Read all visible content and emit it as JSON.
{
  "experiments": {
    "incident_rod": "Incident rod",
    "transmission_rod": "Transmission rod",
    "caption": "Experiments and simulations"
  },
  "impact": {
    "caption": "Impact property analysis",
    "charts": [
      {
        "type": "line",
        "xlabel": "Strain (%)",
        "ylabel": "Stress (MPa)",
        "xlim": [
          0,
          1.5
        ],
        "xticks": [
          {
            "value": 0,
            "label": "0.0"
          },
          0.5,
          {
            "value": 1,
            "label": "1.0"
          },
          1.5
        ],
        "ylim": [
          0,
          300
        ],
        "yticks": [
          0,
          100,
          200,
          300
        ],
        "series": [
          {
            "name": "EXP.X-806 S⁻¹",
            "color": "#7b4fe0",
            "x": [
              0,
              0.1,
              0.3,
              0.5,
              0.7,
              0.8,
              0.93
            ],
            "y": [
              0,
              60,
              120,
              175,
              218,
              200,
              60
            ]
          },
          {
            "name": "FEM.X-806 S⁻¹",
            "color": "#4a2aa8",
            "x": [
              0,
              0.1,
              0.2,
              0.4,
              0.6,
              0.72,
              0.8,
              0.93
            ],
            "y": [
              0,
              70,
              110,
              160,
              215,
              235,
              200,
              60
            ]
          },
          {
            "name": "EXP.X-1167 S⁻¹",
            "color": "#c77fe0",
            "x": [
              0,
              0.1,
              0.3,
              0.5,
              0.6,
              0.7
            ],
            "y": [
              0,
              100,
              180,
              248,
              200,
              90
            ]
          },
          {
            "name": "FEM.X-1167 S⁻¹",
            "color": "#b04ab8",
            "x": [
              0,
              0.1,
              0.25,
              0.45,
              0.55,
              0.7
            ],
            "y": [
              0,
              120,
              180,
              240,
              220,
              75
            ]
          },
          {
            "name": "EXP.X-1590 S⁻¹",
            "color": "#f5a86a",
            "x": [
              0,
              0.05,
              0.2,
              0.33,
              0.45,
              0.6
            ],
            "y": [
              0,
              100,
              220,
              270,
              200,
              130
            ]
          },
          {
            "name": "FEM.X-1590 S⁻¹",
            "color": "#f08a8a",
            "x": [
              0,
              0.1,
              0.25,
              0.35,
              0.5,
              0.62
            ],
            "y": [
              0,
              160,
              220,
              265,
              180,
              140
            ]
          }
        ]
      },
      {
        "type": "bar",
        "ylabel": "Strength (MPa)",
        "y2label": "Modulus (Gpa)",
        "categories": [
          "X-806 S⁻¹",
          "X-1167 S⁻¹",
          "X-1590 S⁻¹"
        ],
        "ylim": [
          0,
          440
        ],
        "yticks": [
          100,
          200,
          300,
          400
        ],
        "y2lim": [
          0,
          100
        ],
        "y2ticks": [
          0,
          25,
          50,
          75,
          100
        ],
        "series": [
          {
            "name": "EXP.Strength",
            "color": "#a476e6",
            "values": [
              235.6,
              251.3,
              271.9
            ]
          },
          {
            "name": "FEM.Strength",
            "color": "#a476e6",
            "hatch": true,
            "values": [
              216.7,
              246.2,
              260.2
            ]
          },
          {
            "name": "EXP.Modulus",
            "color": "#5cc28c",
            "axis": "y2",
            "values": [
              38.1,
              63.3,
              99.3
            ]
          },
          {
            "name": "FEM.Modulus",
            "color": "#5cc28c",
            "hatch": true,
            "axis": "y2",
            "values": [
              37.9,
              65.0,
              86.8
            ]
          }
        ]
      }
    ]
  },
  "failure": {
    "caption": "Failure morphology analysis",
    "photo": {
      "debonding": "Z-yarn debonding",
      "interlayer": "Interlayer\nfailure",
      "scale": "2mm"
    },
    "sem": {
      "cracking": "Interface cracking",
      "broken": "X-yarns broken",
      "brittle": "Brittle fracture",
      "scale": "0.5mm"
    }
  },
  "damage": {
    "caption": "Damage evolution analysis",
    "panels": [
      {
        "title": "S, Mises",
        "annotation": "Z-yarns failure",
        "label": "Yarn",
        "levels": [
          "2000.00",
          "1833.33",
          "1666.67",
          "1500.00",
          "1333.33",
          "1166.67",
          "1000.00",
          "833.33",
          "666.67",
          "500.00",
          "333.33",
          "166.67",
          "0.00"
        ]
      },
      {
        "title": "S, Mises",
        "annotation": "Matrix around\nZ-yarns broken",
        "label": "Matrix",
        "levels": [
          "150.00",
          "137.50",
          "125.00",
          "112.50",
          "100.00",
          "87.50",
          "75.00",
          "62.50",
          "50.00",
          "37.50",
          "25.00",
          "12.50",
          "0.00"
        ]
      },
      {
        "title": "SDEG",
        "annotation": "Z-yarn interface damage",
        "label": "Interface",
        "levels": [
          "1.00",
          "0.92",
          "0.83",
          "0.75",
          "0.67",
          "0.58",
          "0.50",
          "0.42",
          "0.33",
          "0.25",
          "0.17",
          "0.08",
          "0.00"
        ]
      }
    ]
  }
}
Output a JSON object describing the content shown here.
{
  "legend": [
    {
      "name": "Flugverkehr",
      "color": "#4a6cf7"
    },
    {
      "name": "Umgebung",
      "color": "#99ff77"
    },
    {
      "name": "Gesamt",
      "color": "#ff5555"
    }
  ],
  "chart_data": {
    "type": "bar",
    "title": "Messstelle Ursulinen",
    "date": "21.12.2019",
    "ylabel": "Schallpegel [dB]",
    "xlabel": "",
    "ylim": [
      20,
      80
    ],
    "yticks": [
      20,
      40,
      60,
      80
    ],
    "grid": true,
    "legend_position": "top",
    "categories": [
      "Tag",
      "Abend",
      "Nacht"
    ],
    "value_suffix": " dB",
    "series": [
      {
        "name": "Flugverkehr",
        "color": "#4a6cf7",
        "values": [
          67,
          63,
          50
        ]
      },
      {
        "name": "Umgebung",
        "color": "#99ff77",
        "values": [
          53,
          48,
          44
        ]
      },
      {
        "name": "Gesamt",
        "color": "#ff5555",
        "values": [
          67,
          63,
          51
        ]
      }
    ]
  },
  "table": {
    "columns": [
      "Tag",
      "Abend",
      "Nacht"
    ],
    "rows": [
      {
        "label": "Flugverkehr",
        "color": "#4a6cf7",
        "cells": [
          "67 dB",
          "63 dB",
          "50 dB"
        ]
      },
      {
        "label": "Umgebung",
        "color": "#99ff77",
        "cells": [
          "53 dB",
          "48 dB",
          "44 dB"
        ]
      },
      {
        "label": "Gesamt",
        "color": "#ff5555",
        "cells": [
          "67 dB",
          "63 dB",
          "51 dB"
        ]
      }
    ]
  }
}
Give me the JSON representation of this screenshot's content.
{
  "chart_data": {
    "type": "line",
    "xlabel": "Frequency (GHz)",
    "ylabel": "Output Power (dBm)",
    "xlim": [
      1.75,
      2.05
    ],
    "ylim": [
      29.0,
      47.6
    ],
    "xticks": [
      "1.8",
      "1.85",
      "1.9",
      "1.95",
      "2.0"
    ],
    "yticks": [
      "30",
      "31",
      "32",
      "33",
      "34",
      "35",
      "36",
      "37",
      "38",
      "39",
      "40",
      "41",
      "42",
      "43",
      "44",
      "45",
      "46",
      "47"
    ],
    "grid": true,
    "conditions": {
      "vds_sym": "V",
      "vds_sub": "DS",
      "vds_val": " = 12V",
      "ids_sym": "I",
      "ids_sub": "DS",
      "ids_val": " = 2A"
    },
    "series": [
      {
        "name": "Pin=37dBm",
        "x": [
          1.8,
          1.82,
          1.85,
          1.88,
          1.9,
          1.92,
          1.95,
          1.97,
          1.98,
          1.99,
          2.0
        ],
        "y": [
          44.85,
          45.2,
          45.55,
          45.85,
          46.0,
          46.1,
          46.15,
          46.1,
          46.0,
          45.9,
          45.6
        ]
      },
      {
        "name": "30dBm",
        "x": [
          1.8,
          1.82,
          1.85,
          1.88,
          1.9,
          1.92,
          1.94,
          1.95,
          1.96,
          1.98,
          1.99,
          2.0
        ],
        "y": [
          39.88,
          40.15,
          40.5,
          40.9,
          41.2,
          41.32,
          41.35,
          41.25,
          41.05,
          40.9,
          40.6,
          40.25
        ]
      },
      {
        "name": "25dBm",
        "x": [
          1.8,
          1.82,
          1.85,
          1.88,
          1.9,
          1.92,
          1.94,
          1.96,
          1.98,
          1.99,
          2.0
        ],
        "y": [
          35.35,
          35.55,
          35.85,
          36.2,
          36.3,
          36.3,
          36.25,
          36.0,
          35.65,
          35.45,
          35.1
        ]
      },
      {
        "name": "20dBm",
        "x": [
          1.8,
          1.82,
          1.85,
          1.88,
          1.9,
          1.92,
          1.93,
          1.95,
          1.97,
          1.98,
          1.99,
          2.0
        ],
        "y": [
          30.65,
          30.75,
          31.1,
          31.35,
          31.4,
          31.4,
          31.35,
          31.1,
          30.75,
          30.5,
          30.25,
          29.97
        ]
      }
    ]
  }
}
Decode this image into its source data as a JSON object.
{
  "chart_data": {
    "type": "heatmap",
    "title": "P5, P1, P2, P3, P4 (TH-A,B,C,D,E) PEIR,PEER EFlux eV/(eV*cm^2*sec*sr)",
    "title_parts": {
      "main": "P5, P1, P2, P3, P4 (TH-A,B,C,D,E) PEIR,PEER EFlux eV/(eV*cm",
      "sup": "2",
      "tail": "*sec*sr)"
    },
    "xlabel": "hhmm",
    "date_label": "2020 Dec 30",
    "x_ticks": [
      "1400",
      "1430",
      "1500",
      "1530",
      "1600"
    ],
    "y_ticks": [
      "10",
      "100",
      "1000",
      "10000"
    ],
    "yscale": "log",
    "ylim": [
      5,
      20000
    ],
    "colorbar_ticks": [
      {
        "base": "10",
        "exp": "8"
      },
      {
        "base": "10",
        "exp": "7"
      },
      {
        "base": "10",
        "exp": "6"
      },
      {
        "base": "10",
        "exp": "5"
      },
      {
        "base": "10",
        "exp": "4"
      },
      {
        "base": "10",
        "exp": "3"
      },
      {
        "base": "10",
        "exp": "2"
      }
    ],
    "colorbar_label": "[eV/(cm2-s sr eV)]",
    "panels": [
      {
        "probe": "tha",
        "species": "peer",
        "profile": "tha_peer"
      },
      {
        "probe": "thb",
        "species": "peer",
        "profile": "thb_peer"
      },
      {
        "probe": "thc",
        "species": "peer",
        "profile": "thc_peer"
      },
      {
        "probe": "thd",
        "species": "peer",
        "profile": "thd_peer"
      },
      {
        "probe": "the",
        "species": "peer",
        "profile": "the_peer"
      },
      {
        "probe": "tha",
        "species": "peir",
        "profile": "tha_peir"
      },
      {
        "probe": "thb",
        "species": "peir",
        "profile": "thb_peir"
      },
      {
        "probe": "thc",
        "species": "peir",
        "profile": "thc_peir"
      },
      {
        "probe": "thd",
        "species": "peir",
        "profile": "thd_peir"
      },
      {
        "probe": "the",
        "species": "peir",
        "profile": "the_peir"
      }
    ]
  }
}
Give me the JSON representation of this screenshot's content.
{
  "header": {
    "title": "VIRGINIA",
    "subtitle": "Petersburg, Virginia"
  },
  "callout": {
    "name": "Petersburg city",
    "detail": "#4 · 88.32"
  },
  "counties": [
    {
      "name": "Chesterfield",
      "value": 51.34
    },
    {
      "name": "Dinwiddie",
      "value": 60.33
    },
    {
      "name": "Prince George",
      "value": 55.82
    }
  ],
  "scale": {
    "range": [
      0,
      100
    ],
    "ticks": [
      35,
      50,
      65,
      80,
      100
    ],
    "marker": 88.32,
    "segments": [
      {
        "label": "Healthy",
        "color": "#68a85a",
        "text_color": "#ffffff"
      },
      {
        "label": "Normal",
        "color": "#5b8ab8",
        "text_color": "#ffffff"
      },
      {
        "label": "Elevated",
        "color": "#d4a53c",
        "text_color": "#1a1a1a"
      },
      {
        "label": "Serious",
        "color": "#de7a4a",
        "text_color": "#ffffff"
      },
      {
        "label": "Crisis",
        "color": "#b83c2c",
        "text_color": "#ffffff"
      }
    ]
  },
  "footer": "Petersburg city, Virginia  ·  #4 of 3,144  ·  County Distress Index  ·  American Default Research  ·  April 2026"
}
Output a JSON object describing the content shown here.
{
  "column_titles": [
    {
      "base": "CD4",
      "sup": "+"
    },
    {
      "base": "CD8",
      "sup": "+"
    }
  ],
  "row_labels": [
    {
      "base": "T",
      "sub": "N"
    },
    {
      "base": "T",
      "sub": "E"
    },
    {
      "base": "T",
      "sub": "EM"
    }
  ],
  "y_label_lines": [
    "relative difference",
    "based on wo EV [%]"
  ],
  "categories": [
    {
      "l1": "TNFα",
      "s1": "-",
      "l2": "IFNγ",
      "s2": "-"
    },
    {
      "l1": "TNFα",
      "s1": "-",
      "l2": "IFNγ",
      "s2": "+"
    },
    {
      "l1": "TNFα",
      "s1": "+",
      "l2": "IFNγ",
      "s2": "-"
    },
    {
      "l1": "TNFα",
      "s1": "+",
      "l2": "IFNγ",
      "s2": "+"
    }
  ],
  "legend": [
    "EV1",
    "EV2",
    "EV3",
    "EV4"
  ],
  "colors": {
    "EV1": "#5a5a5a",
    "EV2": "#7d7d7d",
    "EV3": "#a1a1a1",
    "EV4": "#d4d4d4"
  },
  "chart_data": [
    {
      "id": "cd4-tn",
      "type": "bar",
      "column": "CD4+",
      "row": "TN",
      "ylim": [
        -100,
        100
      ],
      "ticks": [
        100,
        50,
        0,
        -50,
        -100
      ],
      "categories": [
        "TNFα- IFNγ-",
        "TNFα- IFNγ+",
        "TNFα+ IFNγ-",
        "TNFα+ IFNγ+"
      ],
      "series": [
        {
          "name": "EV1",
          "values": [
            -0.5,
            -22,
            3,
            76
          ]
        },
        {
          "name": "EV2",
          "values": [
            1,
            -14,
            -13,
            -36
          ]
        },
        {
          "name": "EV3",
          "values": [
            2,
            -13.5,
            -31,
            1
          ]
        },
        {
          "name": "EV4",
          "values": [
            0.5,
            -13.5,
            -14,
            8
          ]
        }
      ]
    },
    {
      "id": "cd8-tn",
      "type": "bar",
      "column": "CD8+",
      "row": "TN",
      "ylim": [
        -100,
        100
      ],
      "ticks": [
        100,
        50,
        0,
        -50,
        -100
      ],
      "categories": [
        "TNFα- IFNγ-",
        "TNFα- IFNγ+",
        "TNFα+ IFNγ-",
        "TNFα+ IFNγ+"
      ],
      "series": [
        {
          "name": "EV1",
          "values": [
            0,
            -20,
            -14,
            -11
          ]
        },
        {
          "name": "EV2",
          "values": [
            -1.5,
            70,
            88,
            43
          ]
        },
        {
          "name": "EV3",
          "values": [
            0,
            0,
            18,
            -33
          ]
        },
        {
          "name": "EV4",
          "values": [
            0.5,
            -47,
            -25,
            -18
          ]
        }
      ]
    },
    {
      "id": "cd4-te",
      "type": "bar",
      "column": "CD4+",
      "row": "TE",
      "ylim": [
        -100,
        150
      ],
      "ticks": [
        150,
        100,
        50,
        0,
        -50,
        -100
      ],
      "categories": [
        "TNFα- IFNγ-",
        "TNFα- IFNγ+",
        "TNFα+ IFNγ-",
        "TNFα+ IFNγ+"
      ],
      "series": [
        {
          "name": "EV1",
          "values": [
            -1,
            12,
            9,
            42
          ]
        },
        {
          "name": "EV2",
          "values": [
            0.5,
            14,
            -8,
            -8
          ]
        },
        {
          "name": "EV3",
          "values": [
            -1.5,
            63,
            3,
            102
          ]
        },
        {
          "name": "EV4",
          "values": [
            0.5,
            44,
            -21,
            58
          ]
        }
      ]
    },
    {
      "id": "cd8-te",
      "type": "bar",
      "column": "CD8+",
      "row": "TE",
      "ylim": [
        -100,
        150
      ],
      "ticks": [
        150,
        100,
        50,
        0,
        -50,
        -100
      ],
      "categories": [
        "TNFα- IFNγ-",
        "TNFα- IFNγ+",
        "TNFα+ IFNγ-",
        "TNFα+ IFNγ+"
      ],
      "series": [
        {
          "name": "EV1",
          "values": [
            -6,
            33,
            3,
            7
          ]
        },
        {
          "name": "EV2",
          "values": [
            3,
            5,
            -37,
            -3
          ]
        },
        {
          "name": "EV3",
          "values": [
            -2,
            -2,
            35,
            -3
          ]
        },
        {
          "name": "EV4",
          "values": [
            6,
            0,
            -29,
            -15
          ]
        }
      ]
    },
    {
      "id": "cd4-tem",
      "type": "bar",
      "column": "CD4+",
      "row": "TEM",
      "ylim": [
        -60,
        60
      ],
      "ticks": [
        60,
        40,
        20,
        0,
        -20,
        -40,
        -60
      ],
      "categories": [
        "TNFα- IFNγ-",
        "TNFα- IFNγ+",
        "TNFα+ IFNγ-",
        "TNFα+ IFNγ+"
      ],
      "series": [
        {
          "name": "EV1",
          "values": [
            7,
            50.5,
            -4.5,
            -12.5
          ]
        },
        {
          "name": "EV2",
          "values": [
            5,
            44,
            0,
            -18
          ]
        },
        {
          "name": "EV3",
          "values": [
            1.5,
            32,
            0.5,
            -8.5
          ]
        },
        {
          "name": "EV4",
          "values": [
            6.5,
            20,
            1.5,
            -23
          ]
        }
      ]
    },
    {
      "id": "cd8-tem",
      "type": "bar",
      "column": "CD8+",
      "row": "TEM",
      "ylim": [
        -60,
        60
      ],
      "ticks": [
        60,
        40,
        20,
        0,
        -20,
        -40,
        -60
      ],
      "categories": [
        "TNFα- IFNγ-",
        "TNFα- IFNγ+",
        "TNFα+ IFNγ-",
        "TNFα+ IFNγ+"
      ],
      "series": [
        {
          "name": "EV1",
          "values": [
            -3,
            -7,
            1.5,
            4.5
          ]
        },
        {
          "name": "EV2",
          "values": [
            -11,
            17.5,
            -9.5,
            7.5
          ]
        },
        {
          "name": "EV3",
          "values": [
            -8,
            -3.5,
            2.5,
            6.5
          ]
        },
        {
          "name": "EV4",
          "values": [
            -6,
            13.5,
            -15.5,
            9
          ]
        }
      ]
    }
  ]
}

--*--

▸ **Given request**
Of the lines above, how many contain the word "Strength"? Provide the number and nothing else.

▸ **The output**
3